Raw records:
----

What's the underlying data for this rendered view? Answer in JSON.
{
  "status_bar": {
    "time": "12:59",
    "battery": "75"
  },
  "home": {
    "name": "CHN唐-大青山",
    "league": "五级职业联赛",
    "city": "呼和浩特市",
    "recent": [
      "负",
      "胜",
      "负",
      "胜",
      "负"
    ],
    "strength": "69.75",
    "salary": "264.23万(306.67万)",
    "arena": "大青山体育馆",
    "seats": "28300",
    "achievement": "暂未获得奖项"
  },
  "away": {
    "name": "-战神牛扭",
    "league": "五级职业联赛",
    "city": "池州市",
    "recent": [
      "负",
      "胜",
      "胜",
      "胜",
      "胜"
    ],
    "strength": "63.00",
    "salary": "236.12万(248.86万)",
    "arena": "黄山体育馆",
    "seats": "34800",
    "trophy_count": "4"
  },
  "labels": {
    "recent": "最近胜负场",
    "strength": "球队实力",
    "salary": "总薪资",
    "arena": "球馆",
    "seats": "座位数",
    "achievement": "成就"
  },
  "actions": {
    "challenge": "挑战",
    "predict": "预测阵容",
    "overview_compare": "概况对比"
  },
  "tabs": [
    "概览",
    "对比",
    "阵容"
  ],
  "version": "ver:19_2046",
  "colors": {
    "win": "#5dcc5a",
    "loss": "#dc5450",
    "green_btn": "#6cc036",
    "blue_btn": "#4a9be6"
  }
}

----

**Exercise aim:** Tally the lines of the preceding listing in which the word "achievement" appears; state nothing but the total.

**Task answer:** 2